Document excerpt —
-- Start --
Your smartphone will sometimes tell you it's short on memory unless you have it save data to an SD card. If you download lots of apps, movies and TV shows, and music, an Android smartphone with a memory card slot is a great way to save money. Instead of paying hundreds of dollars for added built-in storage, you simply spend about $20 on a 64GB microSD card.

But phones with an old operating system often fail to recognize that extra storage capacity. If you've ever received the dreaded "Insufficient Storage Available" message when trying to save a photo or update an app, you're familiar with this issue.

This annoying problem has been fixed on smartphones that run Android 6.0 (Marshmallow). But for the vast majority of Android phones, data is stored in the device's internal memory by default. Here's what you need to know to fix the issue.

Application Management

To move some apps to a memory card, open the Settings menu by pulling down the notifications bar at the top of your screen and hitting the little cog-like icon on the upper left.

Now tap the Application manager, which lists the apps on your phone. (Typically, the default view shows them all, but the roster might be filtered to include only those that are running or disabled, etc.)

When you open an app on the list, you should see a Move to SD button at the bottom of the screen. Push it. That will trigger the phone to move that app and/or the data files associated with it from internal memory to the microSD card. Once the task is completed, the button will change, allowing you to move everything back to the phone if you choose.

As you go through the process, you’ll notice that many apps cannot be moved. That’s okay, because app files are generally small—several hundred kilobytes or maybe a few megabytes. But the data files that are linked to them, particularly multimedia files, do migrate, and those can be much larger.
-- End --
Layout element entries —
-- Start --
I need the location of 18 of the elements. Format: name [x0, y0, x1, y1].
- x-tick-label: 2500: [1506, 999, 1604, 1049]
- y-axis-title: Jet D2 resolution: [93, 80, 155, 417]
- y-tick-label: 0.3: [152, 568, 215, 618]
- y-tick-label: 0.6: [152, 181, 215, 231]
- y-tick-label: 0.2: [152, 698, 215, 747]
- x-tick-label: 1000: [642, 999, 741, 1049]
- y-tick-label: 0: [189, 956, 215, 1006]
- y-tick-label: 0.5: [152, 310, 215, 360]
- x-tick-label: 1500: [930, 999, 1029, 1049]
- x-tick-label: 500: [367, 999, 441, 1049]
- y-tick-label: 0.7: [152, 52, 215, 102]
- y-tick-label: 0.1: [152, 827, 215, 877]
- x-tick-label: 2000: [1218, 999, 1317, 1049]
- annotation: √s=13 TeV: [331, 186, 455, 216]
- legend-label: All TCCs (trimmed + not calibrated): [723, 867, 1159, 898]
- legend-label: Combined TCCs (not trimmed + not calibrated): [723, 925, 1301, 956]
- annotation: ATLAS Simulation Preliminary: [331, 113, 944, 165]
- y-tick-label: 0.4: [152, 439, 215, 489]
-- End --
Goal 1 — Repeat word for word the stretch of the SD card article from "When you open" through "be much larger.".
Goal 2 — Carry on writing the SD card article, starting right after its final sentence.

Task result 1 —
When you open an app on the list, you should see a Move to SD button at the bottom of the screen. Push it. That will trigger the phone to move that app and/or the data files associated with it from internal memory to the microSD card. Once the task is completed, the button will change, allowing you to move everything back to the phone if you choose.

As you go through the process, you’ll notice that many apps cannot be moved. That’s okay, because app files are generally small—several hundred kilobytes or maybe a few megabytes. But the data files that are linked to them, particularly multimedia files, do migrate, and those can be much larger.

Task result 2 —
Case in point: The Vudu movie-playing app on my LG G3 takes up just 37MB of storage, but the copy of “Ant-Man” I downloaded with it gobbled up more than 800MB of storage.
One way to avoid the insufficient storage available warning (left) is to shift file saves to an SD card via the Application Manager in Settings.

Moving Photos, Videos, and Other Files

With their high-megapixel image sensors, smartphone cameras might be the biggest data hogs of all. A still photo can easily exceed 5MB of storage space, while an eight-minute HD video can consume a full gigabyte or more. At that rate, one long family reunion and you're on your way to an insufficient storage available warning.

If you insert a new memory card while you have the Camera app open, you often see an on-screen pop-up asking whether you want to save your photos to the SD card. But, barring that, you can manage your storage options with ease in the camera’s on-screen settings. However, once you've shot a photo or video, you can't move it from one location to another with that method.
That's when you need to use Android's File Manager app (called My Files on Samsung smartphones). It works pretty much like the File Manager on a desktop computer. In fact, you can use it to move PDFs, text docs, spreadsheets, and other large documents, too.
On-screen pop-ups (left) let you save photos to a new memory card. You can also use File Manager (right) to move them out of internal storage.

To find the app, type "File" in your phone's search tool. (On LG phones, it's sometimes housed in a desktop folder called Tools.)

Open the app and tap the All Files submenu. You’ll see two folders: Internal Storage and SD card. If you're trying to move photos and videos, open Internal Storage and look for the DCIM folder.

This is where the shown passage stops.